[Stored entries]
++++++++++++++++++++

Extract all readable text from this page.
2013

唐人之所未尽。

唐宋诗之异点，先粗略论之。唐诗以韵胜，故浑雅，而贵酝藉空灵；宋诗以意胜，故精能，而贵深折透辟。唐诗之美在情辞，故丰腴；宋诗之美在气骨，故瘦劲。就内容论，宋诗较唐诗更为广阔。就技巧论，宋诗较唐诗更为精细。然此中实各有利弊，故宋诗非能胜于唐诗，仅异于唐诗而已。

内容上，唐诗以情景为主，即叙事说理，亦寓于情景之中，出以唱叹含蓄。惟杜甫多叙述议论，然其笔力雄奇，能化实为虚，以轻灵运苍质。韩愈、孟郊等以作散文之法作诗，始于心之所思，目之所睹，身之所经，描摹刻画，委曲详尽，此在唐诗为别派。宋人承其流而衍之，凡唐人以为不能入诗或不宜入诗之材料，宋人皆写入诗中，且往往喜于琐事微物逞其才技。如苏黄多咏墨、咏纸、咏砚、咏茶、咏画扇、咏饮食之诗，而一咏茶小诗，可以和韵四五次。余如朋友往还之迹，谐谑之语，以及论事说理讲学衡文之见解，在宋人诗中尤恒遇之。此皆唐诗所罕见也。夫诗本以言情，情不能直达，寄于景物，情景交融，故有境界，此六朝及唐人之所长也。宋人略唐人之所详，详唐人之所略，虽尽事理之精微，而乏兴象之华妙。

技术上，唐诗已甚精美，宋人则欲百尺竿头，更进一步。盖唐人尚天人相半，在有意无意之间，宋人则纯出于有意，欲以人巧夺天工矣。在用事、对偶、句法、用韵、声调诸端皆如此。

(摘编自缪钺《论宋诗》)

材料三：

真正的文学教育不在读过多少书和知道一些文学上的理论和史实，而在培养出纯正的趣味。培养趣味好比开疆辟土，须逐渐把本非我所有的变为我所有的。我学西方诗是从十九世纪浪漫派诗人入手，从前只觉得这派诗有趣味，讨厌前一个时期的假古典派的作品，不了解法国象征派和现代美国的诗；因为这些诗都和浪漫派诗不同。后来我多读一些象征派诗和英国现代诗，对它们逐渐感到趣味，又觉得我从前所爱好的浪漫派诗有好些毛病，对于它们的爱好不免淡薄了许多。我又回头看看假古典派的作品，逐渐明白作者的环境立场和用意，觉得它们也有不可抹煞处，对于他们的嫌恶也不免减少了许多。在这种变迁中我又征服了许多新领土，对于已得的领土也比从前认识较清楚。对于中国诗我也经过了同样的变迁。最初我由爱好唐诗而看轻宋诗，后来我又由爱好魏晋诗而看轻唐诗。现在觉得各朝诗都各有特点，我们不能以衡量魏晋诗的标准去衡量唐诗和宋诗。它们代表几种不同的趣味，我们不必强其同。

++++++++++++++++++++

EXERCISE BRIEF:
Repeat the material in full, exactly as it stands.

SOLUTION FOR THIS EXERCISE:
Extract all readable text from this page.
2013

唐人之所未尽。

唐宋诗之异点，先粗略论之。唐诗以韵胜，故浑雅，而贵酝藉空灵；宋诗以意胜，故精能，而贵深折透辟。唐诗之美在情辞，故丰腴；宋诗之美在气骨，故瘦劲。就内容论，宋诗较唐诗更为广阔。就技巧论，宋诗较唐诗更为精细。然此中实各有利弊，故宋诗非能胜于唐诗，仅异于唐诗而已。

内容上，唐诗以情景为主，即叙事说理，亦寓于情景之中，出以唱叹含蓄。惟杜甫多叙述议论，然其笔力雄奇，能化实为虚，以轻灵运苍质。韩愈、孟郊等以作散文之法作诗，始于心之所思，目之所睹，身之所经，描摹刻画，委曲详尽，此在唐诗为别派。宋人承其流而衍之，凡唐人以为不能入诗或不宜入诗之材料，宋人皆写入诗中，且往往喜于琐事微物逞其才技。如苏黄多咏墨、咏纸、咏砚、咏茶、咏画扇、咏饮食之诗，而一咏茶小诗，可以和韵四五次。余如朋友往还之迹，谐谑之语，以及论事说理讲学衡文之见解，在宋人诗中尤恒遇之。此皆唐诗所罕见也。夫诗本以言情，情不能直达，寄于景物，情景交融，故有境界，此六朝及唐人之所长也。宋人略唐人之所详，详唐人之所略，虽尽事理之精微，而乏兴象之华妙。

技术上，唐诗已甚精美，宋人则欲百尺竿头，更进一步。盖唐人尚天人相半，在有意无意之间，宋人则纯出于有意，欲以人巧夺天工矣。在用事、对偶、句法、用韵、声调诸端皆如此。

(摘编自缪钺《论宋诗》)

材料三：

真正的文学教育不在读过多少书和知道一些文学上的理论和史实，而在培养出纯正的趣味。培养趣味好比开疆辟土，须逐渐把本非我所有的变为我所有的。我学西方诗是从十九世纪浪漫派诗人入手，从前只觉得这派诗有趣味，讨厌前一个时期的假古典派的作品，不了解法国象征派和现代美国的诗；因为这些诗都和浪漫派诗不同。后来我多读一些象征派诗和英国现代诗，对它们逐渐感到趣味，又觉得我从前所爱好的浪漫派诗有好些毛病，对于它们的爱好不免淡薄了许多。我又回头看看假古典派的作品，逐渐明白作者的环境立场和用意，觉得它们也有不可抹煞处，对于他们的嫌恶也不免减少了许多。在这种变迁中我又征服了许多新领土，对于已得的领土也比从前认识较清楚。对于中国诗我也经过了同样的变迁。最初我由爱好唐诗而看轻宋诗，后来我又由爱好魏晋诗而看轻唐诗。现在觉得各朝诗都各有特点，我们不能以衡量魏晋诗的标准去衡量唐诗和宋诗。它们代表几种不同的趣味，我们不必强其同。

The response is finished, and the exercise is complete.